- Your task
Return all lines with the word "placeholder" in them.

- Extracted entries
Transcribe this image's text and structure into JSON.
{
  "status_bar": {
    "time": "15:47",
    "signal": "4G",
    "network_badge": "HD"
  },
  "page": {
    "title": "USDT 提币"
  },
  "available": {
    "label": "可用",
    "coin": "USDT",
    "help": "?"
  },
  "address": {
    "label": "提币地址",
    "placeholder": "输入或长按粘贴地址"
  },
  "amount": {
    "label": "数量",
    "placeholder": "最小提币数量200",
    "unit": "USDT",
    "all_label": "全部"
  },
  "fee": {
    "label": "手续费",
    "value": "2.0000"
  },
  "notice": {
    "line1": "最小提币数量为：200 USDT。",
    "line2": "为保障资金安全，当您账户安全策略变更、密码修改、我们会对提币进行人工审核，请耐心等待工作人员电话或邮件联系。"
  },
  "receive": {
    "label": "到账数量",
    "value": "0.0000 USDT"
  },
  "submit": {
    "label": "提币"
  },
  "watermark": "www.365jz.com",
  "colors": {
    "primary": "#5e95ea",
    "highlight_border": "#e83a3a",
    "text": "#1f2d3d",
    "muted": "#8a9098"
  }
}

- Expected output
    "placeholder": "输入或长按粘贴地址"
    "placeholder": "最小提币数量200",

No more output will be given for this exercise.